(Record list)
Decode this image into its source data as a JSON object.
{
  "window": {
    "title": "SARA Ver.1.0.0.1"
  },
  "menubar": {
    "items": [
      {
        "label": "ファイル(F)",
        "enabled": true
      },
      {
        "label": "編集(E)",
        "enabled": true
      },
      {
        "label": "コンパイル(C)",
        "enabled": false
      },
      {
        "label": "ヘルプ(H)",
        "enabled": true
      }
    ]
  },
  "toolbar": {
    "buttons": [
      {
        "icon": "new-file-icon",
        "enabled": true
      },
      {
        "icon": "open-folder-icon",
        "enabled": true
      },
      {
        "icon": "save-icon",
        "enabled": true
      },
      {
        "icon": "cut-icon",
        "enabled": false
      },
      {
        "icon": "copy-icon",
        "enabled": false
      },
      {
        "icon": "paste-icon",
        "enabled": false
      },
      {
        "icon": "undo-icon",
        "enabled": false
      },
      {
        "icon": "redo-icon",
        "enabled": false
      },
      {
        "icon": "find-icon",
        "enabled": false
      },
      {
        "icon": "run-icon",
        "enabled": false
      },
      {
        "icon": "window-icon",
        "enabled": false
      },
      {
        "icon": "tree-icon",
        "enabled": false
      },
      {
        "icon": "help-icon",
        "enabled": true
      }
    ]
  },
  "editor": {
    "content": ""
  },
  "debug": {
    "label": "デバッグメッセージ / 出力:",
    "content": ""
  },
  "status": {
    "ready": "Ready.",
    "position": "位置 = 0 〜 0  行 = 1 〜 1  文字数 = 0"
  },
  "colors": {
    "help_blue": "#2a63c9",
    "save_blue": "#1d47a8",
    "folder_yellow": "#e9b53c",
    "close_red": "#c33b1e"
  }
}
* * *
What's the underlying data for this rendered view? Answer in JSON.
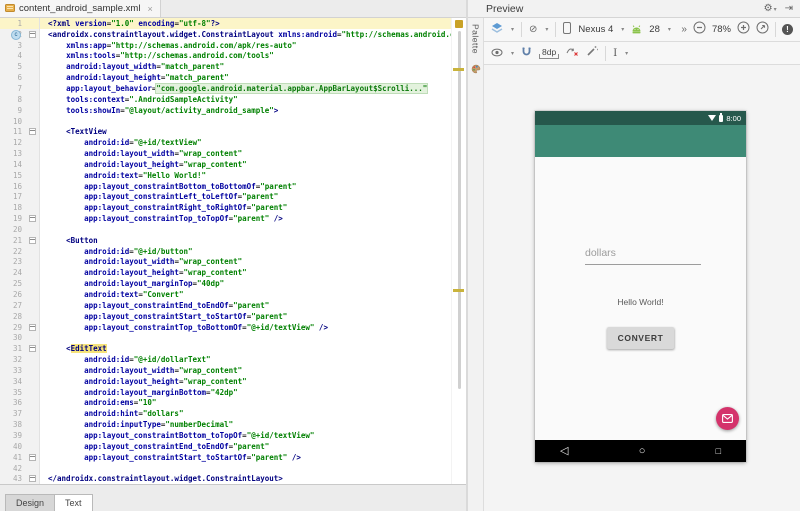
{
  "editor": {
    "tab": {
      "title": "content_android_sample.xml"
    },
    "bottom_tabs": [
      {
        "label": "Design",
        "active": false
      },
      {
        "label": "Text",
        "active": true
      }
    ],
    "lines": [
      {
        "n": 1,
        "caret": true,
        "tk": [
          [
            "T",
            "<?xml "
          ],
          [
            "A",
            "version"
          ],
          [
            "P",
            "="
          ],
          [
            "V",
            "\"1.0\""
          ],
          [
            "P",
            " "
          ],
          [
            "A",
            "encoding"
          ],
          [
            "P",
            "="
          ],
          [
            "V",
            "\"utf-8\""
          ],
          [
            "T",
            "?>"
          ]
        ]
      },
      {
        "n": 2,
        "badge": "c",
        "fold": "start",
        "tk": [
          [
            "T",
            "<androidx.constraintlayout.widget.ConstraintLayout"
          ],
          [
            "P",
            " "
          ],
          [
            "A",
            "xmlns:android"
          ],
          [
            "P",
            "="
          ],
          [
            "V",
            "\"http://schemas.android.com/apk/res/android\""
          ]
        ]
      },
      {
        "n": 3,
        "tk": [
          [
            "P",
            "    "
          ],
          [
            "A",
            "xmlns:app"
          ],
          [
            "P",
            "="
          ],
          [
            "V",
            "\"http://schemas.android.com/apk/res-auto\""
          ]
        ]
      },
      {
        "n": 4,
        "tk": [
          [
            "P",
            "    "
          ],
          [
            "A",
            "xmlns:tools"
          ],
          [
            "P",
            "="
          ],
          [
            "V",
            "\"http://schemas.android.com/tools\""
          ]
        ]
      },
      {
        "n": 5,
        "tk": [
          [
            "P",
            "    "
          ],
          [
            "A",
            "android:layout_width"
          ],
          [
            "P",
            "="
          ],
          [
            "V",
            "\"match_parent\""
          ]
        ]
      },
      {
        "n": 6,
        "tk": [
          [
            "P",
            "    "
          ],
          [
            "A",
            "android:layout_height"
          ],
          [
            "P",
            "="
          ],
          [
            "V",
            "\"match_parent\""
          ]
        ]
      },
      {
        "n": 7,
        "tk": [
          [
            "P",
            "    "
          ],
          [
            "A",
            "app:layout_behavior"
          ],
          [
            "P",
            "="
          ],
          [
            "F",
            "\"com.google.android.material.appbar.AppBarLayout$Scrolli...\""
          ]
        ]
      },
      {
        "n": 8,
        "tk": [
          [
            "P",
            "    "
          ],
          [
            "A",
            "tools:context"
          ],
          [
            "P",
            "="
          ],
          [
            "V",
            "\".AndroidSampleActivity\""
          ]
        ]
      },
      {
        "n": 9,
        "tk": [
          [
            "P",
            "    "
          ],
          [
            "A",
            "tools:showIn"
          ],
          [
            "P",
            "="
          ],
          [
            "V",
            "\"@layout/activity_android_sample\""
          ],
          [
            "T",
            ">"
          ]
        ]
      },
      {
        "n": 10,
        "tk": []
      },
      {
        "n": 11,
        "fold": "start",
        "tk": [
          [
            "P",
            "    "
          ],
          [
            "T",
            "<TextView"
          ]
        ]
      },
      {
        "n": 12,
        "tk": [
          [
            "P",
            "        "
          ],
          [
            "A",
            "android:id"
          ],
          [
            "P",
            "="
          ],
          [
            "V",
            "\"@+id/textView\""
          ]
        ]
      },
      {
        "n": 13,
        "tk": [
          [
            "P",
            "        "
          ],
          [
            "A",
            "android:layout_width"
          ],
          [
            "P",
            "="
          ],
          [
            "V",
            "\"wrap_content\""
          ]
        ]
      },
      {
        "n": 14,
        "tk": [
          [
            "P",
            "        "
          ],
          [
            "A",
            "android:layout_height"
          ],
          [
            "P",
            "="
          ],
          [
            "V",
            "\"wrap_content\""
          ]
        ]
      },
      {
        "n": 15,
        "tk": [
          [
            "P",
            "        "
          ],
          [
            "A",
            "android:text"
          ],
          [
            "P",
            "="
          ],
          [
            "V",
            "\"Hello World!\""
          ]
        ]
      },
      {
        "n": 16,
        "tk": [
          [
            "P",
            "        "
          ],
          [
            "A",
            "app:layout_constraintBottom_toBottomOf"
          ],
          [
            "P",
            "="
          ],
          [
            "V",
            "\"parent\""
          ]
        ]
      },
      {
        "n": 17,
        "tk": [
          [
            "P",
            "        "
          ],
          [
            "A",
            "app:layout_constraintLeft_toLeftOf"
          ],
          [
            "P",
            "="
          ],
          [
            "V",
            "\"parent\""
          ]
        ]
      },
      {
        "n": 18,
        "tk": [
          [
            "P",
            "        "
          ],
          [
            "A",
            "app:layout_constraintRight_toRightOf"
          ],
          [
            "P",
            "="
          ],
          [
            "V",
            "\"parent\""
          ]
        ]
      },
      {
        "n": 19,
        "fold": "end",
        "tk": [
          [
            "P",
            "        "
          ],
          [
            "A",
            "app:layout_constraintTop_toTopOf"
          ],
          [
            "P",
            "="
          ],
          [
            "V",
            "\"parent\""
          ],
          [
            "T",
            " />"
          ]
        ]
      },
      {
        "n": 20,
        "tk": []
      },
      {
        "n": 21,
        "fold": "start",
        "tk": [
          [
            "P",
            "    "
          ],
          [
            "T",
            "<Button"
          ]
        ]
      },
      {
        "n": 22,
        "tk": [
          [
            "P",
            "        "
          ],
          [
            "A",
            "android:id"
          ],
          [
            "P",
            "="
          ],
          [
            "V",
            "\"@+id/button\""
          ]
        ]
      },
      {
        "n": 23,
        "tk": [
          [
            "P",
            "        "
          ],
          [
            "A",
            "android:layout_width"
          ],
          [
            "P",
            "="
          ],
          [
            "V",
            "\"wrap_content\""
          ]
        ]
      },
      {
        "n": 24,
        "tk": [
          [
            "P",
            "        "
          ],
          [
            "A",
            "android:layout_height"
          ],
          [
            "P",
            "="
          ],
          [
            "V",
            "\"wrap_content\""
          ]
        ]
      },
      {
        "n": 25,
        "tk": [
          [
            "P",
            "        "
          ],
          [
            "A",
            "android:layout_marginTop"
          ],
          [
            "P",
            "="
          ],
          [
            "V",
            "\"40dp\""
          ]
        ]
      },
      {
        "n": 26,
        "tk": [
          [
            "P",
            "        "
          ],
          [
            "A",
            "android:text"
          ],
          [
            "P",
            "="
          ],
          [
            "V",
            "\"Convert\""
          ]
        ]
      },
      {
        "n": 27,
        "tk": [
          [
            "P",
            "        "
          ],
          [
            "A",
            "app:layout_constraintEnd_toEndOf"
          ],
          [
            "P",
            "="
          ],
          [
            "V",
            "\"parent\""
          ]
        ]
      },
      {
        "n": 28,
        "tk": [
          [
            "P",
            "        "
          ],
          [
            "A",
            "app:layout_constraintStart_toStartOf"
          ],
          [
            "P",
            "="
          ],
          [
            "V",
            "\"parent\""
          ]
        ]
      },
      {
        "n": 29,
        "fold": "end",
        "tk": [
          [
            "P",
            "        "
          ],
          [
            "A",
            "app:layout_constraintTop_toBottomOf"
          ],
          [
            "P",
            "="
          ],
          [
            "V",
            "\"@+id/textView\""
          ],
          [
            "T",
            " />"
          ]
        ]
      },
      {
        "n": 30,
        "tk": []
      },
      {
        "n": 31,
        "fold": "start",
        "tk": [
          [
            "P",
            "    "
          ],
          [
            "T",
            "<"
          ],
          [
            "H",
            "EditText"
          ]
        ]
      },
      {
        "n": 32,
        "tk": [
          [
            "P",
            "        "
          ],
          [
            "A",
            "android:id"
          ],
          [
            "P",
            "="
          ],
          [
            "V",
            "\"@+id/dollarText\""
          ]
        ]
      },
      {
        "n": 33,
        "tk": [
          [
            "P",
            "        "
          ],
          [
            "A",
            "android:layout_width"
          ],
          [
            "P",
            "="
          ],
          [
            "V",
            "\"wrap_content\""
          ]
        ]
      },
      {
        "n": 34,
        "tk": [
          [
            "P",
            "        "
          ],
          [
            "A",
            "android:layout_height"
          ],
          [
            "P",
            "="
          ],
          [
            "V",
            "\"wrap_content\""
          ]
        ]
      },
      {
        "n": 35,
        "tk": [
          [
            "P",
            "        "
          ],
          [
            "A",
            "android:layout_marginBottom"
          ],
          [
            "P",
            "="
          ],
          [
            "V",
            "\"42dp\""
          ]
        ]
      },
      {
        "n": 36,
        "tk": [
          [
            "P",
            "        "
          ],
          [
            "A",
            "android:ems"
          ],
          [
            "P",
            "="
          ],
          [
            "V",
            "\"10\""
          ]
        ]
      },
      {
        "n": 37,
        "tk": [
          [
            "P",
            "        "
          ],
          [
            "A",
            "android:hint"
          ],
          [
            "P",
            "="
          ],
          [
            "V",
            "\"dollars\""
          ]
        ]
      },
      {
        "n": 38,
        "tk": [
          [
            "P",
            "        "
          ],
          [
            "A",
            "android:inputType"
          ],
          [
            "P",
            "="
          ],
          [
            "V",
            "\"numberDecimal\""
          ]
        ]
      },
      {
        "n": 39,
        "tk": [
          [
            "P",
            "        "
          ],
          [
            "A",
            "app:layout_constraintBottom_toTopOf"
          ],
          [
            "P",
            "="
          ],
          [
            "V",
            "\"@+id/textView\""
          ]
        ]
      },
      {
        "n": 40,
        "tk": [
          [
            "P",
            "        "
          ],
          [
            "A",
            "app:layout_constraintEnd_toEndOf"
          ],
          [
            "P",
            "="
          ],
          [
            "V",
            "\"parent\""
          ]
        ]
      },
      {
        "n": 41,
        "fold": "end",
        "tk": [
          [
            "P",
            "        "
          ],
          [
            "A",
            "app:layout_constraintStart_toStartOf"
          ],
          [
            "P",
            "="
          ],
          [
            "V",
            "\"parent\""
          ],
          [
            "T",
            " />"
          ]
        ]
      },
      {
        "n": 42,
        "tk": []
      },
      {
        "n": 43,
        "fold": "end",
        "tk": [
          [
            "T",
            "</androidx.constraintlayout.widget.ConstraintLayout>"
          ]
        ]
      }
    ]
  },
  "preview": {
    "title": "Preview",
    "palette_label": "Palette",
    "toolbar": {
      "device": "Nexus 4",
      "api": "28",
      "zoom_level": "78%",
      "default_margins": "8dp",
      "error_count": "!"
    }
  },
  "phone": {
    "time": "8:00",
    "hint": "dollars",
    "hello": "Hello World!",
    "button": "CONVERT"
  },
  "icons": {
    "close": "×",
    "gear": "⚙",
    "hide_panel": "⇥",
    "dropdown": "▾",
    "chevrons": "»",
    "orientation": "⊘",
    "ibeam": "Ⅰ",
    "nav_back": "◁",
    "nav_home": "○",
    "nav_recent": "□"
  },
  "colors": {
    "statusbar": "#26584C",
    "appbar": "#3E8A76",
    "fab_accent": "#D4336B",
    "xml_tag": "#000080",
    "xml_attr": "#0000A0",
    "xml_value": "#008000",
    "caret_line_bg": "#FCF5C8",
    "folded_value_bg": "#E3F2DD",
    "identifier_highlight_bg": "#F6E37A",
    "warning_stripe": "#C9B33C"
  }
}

(Description of the task)
Some lines of the records may hold the word "ConstraintLayout". How many do? Answer with a number and nothing else.

(Output for this exercise)
2